Texto proporcionado:
* * *

Ejercicios para aprender a vivir el presente
Si nos damos cuenta, la mayor parte del tiempo nuestra mente está recordando o lamentando el pasado o planeando o temiendo el futuro, pero pasamos muy poco tiempo centrados en lo que hacemos, en el presente. Esto ocurre no sólo cuando hacemos algo casi automático, como caminar o fregar los platos, sino incluso cuando estamos llevando a cabo una tarea que nos resulta interesante e incluso agradable.

Nos olvidamos, sin embargo, de que uno de los grandes componentes de la felicidad es aprender a vivir el presente, experimentar realmente lo que hacemos, sentimos, comemos, etc., en el momento actual. Al desconectarnos del presente, nos apartamos de nuestra propia felicidad. Para que esto no ocurra, podemos entrenar nuestra mente de nuevo a disfrutar y a vivir intensamente el momento presente a través de algunos sencillos ejercicios.

Caminar descalzo

No se trata de caminar sin más, sino de caminar descalzo y hacerlo de forma consciente. Para ello, bastará con que des diez pasos, sin zapatos ni calcetines, pisando directamente el suelo. A cada paso, concéntrate en sentir el suelo, su dureza, su textura, la presión que éste ejerce sobre tus pies, la temperatura… Camina despacio, para permitir que el cerebro vaya registrando todas esas sensaciones y otras que puedan aparecer.

Ejercicios para aprender a vivir el presente

Comer algo que te guste

Puede ser una fresa, un trozo de chocolate, lo que quieras. Cógelo y míralo, observando sus dibujos, bordes, rugosidades…, nota su textura, huélelo y disfruta del olor. A continuación ponla despacio en la boca, saboreándola lentamente, siendo plenamente consciente de todas las sensaciones que te produce. Siente la acidez o el dulzor, la textura, cómo se derrite en la boca si es chocolate, y concéntrate en todos los matices que puedas notar.

Al principio no será fácil practicarlo, porque nuestra mente está acostumbrada a divagar, pero con un poco de práctica notarás como irás siendo más consciente de cada momento que vives.

* * *

Problema a resolver:
Repite tal cual el fragmento del texto sobre vivir el presente que va desde "Nos olvidamos, sin" hasta "que puedan aparecer.", incluyendo estas últimas palabras.

* * *

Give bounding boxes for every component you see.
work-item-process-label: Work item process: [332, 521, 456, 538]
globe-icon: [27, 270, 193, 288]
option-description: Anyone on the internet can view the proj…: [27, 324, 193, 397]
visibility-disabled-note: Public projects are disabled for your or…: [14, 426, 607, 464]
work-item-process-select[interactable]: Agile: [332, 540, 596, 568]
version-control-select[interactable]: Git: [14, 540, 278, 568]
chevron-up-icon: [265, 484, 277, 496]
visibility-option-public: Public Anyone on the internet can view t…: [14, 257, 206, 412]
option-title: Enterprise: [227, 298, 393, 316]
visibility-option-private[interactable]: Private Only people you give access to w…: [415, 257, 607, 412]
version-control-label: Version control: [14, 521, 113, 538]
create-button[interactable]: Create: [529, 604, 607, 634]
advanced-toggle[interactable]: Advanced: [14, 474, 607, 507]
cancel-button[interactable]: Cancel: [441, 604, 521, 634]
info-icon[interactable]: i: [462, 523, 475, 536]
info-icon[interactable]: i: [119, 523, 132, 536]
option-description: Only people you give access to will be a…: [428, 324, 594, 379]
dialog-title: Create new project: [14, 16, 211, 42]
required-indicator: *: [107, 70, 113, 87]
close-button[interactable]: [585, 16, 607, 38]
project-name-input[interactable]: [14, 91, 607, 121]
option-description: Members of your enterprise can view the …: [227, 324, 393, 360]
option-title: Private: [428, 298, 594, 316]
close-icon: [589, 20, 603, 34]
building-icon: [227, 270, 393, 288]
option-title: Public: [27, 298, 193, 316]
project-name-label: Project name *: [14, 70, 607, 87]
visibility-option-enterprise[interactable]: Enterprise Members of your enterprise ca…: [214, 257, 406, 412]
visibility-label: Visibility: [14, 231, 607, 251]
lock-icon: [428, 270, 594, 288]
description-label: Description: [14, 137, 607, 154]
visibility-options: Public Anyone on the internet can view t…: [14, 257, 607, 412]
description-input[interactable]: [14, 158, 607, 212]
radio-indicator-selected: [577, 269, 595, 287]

* * *

Espacio para responder:
Nos olvidamos, sin embargo, de que uno de los grandes componentes de la felicidad es aprender a vivir el presente, experimentar realmente lo que hacemos, sentimos, comemos, etc., en el momento actual. Al desconectarnos del presente, nos apartamos de nuestra propia felicidad. Para que esto no ocurra, podemos entrenar nuestra mente de nuevo a disfrutar y a vivir intensamente el momento presente a través de algunos sencillos ejercicios.

Caminar descalzo

No se trata de caminar sin más, sino de caminar descalzo y hacerlo de forma consciente. Para ello, bastará con que des diez pasos, sin zapatos ni calcetines, pisando directamente el suelo. A cada paso, concéntrate en sentir el suelo, su dureza, su textura, la presión que éste ejerce sobre tus pies, la temperatura… Camina despacio, para permitir que el cerebro vaya registrando todas esas sensaciones y otras que puedan aparecer.